### PAGE EXCERPT
WRETCHED CONDITIONS OF WORKERS AND MIDDLE-CLASS


EMPLOYEES

In 1941, in the Telangana area, there were about 500 factories employing about
28,000 workers. Many of the big factories like textiles, mines, paper mills,
engineering factories were heavily subsidised and large amounts of loans
granted by the Government to these owners – Salarjung, Babu Khan, Lahoti,
Alauddin, Dorabji, Chenoy, Tayabji, Laik Ali, Pannalal Pitti, etc.

They made huge profits during the war, selling their goods in the black market.
But the workers were miserably paid, the textile workers’ wage being Rs. 10 to
15 per month. Eighty per cent of the wage earners got Rs. 15 per month. In the
Azam jahi Mills of Warangal, 4,000 workers’ wage bill was Rs.13.63 lakhs in
1943, while the managing agent’s commission amounted to Rs. 7.44 lakhs; in
the Ramgopal Mills of Hyderabad 1,500 workers’ wage bill was Rs. 4 lakhs
while the managing agents’ commission was Rs. 1.35 lakhs.
The higher government officials, numbering 1,500, were paid Rs. 50 million per
year, while the wages for many lower categories varied between 12, 16, 30 and
60 rupees per month.
Nearly two lakh Muslims were employed in various government services, in the
name of ‘Muslims are rulers’ (annal mulki) but most of them got monthly
salaries varying from Rs. 12 to Rs. 30. It is no wonder that these government
employees were forced to supplement their meagre salaries by various other
devious methods. Quite a large number of Muslims used to depend on many
handicrafts like carpet-making, printing textile (nagansazi), handlooms, etc.,
and were forced to eke out a miserable living.

THE BEGINNINGS OF ANDHRA MAHASABHA

The Nizam Nawab’s rule was an autocratic rule. There were no elected bodies
at any level, from the village to the state. He used to have his own nominated
advisory council and his nominated Chief Minister. He used to run the
administration by issuing firmanas, which had the same effect of legislation and
executive order rolled into one. He appointed nazims, departmental secretaries.
There were no civil liberties whatsoever. Even for literary associations, or
holding any public meeting even for literary purposes, previous permission of
the local officer had to be obtained. It was the autocratic rule of officers from
top to bottom.

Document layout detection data
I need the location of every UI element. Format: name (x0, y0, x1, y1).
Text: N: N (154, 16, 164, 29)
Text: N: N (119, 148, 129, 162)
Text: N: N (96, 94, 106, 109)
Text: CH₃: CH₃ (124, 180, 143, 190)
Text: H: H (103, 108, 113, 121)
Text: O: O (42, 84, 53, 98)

### APPLY WHAT YOU READ
A - In the excerpt on Telangana under the Nizam, how many factories were there in the Telangana area in 1941, and how many workers did they employ?
B - List the kinds of big factories that the excerpt on Telangana under the Nizam names as heavily subsidized.
C - Continue the excerpt on Telangana under the Nizam from where it stops.
The entries are not required for any of the work that follows.

### OUTPUTS BY TASK
A - About 500 factories employing about 28,000 workers.

B - Textiles, mines, paper mills, engineering factories

C -
The Nizam state had its own monetary system and customs; and in its name, a
large number of customs-posts were created all-round the state, which
effectively barred every kind of progressive literature. With his own mulki
rules, and a large number of police guards, every entrant into the state being
noted, address taken, and watched and harassed,
It was against such a regime that the growing number of intellectuals and
liberals, influenced by the development of the national movement in India,
finally succeeded in organising themselves into the Andhra Mahasabha in the
Telangana region, into the Maharashtra Parishad and Kannada Parishad in the
other two regions.
was in 1928 that the Andhra Mahasabha was organised under the leadership of
Sri Madapati Hanumantha Rao and others. In conferences, it used to pass
resolutions demanding certain reforms in the administrative structure, for more
schools, for certain concessions for the landed gentry, for certain civil liberties,
but did not try to mobilise the people and launch struggles against the
oppressors or against the Nizam’s Government.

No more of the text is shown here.